» **Entries provided**:

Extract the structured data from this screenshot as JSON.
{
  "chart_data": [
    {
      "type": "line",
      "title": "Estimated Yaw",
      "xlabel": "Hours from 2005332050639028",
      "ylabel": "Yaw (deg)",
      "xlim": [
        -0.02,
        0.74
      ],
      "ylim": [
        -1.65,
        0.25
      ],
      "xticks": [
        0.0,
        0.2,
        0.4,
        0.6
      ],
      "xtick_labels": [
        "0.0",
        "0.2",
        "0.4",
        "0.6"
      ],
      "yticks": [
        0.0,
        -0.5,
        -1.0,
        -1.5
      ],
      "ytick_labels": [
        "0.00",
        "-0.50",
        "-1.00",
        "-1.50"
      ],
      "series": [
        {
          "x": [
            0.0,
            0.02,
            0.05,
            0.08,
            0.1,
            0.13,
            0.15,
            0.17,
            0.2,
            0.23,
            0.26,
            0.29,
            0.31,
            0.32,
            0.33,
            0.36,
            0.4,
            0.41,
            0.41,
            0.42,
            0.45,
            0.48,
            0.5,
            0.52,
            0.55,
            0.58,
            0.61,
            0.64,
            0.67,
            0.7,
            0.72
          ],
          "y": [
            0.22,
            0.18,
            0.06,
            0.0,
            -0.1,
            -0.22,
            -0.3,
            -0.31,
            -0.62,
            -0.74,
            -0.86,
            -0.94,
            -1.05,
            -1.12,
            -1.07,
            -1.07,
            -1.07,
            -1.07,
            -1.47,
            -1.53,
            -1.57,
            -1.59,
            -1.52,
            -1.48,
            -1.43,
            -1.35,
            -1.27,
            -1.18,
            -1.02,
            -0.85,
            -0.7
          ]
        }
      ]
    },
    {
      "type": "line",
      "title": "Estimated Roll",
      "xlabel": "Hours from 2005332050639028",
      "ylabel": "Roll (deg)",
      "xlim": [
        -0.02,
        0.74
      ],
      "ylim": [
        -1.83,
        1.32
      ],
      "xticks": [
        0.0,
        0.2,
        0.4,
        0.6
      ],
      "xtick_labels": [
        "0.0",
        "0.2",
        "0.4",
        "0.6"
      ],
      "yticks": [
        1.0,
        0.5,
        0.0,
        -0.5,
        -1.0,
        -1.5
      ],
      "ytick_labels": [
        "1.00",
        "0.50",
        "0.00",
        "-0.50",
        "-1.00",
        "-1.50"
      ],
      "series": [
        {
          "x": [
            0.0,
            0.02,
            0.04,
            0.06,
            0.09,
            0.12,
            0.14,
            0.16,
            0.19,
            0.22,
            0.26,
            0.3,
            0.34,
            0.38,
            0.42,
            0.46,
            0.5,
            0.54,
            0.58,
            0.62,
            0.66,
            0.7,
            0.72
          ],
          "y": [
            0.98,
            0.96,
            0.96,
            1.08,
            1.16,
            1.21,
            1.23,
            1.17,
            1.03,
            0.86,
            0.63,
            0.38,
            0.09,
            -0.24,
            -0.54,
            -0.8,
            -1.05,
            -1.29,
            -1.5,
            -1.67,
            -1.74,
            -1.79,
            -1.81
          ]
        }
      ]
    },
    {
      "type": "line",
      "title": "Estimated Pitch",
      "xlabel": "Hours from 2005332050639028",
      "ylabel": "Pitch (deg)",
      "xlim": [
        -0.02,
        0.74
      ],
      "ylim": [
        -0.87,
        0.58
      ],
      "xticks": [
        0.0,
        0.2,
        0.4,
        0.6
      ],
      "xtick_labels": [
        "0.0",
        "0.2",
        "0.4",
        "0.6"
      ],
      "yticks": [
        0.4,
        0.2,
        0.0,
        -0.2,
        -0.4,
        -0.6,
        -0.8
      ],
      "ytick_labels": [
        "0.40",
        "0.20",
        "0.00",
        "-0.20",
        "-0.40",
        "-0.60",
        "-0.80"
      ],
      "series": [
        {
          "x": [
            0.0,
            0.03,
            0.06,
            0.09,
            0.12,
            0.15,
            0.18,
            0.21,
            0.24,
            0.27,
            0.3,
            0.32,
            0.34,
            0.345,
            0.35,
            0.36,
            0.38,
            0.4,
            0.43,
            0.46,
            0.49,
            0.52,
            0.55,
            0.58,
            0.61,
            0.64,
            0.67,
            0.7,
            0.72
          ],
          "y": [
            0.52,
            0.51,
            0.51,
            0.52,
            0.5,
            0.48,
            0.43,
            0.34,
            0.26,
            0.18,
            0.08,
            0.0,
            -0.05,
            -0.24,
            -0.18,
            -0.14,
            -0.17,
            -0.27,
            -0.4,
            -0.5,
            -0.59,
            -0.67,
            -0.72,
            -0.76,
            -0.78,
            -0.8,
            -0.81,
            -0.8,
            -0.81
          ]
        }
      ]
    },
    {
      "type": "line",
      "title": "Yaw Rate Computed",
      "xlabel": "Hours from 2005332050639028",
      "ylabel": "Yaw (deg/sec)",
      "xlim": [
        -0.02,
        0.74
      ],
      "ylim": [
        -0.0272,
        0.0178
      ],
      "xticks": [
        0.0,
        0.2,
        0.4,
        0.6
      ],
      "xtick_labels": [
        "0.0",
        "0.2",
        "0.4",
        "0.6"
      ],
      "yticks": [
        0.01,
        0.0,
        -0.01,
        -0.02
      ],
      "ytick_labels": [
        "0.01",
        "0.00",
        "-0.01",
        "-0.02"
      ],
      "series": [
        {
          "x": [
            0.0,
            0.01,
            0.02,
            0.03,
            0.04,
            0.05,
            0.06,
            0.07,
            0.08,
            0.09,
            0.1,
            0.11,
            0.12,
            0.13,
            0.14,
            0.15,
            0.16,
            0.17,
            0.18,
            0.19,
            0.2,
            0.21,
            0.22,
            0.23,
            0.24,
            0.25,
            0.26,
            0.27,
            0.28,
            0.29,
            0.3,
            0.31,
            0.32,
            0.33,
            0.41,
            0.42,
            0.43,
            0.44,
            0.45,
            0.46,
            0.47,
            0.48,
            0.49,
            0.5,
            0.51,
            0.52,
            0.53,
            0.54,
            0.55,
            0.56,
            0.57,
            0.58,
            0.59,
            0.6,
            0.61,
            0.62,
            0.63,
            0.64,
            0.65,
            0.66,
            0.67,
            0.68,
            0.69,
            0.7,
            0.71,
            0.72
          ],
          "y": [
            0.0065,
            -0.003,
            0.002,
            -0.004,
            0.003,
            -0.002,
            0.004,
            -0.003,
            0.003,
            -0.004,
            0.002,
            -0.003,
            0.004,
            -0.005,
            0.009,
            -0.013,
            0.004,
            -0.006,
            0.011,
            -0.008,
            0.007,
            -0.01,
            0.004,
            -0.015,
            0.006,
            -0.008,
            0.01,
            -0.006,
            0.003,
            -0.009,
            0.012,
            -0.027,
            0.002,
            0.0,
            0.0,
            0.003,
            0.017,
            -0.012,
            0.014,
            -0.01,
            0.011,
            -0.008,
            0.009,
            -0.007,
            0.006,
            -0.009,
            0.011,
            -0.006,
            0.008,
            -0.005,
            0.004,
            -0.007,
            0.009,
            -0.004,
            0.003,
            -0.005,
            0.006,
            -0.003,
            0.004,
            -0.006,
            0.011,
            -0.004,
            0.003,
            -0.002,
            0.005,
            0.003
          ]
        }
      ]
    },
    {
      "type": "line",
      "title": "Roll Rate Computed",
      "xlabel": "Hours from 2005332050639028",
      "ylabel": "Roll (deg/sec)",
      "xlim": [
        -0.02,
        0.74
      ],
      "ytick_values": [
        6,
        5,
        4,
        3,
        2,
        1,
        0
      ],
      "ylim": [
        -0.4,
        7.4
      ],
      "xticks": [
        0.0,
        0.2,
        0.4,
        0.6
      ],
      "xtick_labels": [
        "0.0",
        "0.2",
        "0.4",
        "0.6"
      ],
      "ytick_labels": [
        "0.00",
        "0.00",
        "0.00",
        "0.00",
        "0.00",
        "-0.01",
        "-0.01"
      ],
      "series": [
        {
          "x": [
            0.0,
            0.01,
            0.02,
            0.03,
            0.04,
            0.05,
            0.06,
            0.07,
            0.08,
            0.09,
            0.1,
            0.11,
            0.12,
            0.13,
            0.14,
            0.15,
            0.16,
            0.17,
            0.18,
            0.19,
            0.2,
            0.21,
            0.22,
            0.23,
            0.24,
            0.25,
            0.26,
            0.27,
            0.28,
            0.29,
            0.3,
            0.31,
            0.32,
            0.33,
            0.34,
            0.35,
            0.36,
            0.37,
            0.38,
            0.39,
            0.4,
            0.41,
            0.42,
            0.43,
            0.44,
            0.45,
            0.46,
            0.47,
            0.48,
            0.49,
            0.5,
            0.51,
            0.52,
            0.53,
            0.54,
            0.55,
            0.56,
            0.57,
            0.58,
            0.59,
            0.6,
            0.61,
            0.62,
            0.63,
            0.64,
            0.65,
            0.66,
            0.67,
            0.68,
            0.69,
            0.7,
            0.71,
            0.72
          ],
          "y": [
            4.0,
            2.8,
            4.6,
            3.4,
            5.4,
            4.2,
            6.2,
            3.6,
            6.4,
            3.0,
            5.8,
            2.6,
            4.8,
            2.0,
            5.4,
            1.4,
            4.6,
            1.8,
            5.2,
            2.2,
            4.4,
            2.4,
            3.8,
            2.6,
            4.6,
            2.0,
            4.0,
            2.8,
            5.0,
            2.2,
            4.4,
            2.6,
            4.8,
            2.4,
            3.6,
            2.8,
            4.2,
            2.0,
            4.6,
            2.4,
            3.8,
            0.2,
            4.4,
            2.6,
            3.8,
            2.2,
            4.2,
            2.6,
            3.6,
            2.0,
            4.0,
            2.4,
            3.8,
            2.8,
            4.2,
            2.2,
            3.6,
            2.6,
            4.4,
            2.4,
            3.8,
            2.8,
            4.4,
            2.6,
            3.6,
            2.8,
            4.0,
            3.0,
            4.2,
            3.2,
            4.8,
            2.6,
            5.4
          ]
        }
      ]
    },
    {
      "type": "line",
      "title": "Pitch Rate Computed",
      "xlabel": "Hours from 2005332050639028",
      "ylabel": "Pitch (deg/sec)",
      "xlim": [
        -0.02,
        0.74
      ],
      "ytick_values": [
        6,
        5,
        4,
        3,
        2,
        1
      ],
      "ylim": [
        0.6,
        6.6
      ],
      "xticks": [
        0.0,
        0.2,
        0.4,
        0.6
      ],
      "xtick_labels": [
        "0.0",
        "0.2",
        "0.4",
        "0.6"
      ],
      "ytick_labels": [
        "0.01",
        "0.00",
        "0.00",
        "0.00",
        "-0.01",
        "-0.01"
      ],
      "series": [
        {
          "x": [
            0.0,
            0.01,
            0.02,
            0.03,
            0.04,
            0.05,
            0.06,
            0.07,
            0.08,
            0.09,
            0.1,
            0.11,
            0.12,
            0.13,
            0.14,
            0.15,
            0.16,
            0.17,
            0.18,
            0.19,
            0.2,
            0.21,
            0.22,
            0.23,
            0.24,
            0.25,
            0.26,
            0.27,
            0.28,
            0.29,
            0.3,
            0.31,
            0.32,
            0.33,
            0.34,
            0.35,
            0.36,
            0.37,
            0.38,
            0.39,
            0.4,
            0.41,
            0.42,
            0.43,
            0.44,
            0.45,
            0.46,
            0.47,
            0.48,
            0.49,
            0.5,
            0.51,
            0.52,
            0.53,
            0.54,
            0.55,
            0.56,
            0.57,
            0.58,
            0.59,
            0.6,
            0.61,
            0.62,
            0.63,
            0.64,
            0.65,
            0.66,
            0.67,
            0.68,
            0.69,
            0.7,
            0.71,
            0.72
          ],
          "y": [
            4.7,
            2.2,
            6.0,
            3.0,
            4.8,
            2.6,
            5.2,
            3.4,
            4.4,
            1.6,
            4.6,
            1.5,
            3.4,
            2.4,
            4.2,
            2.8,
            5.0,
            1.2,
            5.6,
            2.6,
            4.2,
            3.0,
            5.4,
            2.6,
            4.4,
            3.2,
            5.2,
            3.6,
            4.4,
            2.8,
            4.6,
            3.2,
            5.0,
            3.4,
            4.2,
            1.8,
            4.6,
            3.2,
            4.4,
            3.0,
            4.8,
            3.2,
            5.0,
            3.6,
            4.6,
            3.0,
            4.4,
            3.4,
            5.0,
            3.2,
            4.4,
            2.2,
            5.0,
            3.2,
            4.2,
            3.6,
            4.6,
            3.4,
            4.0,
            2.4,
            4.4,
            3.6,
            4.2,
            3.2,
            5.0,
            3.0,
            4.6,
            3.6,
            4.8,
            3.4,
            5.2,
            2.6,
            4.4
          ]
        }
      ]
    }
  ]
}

» **The exercise**:
Find each line with the string "Computed" and copy it out.

» **Result of the exercise**:
      "title": "Yaw Rate Computed",
      "title": "Roll Rate Computed",
      "title": "Pitch Rate Computed",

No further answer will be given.